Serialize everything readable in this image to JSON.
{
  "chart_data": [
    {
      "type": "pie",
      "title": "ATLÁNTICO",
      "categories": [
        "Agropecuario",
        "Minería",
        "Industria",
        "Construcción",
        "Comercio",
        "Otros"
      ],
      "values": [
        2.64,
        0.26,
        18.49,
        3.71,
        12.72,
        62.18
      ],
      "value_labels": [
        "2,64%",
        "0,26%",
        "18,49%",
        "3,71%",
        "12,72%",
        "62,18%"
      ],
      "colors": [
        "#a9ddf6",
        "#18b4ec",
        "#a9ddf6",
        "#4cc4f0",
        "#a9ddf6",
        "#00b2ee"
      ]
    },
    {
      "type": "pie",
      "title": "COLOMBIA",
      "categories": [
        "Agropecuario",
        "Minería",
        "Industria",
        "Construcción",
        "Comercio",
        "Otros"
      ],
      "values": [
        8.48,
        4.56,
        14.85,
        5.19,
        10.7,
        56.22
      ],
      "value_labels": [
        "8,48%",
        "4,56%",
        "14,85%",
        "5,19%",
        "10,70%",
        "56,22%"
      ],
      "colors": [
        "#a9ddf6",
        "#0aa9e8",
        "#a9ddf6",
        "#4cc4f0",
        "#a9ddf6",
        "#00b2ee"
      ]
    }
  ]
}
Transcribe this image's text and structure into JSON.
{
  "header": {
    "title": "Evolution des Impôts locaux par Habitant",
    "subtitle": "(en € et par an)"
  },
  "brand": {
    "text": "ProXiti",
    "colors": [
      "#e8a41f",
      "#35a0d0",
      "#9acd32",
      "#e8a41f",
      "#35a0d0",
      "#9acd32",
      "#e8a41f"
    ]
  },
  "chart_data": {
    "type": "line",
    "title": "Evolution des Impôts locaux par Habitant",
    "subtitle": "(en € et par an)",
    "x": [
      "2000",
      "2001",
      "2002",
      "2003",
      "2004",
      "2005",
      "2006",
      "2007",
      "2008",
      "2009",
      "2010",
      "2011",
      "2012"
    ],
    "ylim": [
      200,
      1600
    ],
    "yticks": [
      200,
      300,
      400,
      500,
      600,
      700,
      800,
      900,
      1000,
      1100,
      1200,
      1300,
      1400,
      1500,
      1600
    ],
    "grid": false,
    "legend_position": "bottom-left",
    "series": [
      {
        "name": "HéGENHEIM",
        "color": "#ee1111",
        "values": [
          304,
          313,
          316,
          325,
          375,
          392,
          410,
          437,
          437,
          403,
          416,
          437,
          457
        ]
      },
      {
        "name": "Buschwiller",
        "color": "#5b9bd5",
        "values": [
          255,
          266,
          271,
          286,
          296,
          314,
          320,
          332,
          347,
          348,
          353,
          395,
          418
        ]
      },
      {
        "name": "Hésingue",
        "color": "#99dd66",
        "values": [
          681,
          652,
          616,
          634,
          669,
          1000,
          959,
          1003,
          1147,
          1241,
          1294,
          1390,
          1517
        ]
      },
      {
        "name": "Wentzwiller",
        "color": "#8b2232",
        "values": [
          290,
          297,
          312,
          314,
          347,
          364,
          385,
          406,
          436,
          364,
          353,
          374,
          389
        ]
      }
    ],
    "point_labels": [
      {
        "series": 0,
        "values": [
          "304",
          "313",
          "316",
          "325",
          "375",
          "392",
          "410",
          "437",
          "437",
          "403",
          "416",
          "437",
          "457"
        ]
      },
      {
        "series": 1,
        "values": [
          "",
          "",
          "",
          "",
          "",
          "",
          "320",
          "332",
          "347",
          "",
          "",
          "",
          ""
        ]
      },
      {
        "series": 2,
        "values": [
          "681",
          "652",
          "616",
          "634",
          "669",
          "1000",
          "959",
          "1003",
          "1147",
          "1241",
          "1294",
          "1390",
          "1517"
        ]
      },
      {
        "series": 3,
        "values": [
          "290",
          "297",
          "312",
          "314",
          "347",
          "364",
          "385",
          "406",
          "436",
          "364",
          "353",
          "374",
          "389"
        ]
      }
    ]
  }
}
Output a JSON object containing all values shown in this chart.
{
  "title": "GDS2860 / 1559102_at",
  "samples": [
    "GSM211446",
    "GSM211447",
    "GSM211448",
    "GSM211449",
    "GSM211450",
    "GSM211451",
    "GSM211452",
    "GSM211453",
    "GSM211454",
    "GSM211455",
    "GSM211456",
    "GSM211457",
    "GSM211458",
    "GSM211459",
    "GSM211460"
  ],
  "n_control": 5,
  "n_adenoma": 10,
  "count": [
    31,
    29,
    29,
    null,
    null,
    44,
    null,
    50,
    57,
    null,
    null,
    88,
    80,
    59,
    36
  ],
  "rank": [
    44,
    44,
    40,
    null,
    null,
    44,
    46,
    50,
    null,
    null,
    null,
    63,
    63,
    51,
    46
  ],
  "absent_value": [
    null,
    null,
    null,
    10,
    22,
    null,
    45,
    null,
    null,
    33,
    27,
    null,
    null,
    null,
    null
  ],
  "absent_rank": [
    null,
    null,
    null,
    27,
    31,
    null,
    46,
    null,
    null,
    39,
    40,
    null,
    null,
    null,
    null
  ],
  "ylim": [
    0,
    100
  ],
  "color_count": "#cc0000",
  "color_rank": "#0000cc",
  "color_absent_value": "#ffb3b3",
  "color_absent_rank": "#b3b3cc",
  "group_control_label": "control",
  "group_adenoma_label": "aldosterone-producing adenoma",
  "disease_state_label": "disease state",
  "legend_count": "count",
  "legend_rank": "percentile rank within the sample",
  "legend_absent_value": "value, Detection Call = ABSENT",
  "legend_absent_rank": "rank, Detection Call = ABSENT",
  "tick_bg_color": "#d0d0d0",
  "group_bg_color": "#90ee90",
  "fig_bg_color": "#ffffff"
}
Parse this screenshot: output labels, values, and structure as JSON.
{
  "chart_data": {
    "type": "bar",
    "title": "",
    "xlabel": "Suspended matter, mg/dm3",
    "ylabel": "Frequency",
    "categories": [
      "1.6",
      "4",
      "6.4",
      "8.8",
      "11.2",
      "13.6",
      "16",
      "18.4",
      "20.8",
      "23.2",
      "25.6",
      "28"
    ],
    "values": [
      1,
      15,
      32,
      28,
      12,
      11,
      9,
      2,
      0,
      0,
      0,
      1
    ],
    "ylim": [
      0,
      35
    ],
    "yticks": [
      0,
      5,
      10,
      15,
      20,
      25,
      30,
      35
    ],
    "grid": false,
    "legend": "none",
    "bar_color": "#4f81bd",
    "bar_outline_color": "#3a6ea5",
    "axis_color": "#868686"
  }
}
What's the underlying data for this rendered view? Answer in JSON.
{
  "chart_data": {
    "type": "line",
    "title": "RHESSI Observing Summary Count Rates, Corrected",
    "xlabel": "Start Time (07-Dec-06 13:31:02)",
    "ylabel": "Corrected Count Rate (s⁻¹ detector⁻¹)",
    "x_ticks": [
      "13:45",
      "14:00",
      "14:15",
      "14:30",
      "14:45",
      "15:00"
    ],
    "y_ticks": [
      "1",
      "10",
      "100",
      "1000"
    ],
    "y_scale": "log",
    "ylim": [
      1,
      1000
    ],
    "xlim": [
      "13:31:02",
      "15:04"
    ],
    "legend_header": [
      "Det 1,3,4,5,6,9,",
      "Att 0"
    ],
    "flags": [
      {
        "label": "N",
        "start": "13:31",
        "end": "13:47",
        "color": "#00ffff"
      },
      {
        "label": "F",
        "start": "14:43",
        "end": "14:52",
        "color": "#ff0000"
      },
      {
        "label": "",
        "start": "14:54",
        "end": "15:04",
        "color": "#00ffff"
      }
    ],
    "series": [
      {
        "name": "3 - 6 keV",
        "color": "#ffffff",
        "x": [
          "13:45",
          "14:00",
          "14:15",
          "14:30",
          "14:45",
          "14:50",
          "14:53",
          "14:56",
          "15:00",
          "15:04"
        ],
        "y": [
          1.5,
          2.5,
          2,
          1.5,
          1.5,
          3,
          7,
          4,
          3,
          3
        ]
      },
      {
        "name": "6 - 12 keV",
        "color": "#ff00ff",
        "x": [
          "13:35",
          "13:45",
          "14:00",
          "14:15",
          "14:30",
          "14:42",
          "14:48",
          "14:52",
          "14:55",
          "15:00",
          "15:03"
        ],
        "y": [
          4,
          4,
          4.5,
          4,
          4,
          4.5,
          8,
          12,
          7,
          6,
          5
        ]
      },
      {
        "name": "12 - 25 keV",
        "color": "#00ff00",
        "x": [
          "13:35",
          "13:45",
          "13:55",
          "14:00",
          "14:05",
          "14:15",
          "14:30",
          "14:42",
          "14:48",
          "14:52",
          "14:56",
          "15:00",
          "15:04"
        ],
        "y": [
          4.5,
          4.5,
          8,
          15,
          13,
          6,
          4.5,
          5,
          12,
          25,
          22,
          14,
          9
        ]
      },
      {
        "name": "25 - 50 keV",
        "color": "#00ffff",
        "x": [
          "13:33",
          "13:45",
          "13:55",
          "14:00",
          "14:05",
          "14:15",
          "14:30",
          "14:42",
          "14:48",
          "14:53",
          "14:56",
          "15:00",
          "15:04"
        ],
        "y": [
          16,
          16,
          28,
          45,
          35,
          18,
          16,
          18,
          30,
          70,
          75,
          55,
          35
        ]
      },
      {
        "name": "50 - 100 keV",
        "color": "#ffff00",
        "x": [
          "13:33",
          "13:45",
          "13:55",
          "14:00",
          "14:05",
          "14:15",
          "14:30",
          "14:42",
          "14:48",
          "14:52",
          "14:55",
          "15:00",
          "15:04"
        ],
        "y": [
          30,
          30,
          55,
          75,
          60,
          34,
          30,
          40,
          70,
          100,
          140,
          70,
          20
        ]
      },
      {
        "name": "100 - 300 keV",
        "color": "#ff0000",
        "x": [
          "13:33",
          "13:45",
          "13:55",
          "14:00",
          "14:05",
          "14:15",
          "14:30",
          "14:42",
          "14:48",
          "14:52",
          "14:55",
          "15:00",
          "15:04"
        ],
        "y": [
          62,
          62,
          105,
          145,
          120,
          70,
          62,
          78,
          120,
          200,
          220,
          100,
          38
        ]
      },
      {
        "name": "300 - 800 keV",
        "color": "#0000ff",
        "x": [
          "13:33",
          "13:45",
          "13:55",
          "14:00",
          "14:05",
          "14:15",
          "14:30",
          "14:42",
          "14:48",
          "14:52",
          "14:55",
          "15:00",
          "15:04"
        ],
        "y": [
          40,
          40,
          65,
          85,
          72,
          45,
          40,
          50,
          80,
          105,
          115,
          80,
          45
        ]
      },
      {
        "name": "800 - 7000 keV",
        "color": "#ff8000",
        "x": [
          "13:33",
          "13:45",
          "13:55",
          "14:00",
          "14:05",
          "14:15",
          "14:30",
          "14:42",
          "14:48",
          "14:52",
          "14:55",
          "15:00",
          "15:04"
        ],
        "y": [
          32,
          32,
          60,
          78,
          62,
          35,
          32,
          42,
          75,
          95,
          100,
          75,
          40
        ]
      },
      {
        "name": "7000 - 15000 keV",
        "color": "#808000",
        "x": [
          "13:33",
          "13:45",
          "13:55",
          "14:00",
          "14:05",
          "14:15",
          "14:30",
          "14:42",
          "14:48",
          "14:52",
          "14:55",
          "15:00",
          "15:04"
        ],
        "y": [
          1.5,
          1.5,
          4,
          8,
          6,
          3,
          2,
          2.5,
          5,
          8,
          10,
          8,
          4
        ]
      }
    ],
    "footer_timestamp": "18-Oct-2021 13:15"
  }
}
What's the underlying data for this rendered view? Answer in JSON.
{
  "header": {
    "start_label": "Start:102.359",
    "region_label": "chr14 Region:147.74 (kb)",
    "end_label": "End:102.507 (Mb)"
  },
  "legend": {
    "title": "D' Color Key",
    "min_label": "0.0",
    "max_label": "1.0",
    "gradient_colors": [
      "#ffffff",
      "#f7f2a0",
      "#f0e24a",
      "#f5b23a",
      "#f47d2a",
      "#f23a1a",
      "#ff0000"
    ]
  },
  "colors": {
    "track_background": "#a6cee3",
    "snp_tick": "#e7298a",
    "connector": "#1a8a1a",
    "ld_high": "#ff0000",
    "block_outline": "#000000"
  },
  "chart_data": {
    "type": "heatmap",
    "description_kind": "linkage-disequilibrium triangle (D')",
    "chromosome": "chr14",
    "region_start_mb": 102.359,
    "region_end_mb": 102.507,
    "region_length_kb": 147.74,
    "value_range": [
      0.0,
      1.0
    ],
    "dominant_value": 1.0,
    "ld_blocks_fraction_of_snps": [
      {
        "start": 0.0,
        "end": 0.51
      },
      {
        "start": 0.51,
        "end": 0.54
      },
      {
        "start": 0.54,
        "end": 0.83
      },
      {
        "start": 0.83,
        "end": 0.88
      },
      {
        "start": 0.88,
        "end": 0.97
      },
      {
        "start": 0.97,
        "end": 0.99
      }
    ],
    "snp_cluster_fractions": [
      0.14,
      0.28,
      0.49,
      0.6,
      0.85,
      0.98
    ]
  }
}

**Description of the task**
Copy and report every line where the word "ylabel" is present.

**Problem solution**
    "ylabel": "Frequency",
    "ylabel": "Corrected Count Rate (s⁻¹ detector⁻¹)",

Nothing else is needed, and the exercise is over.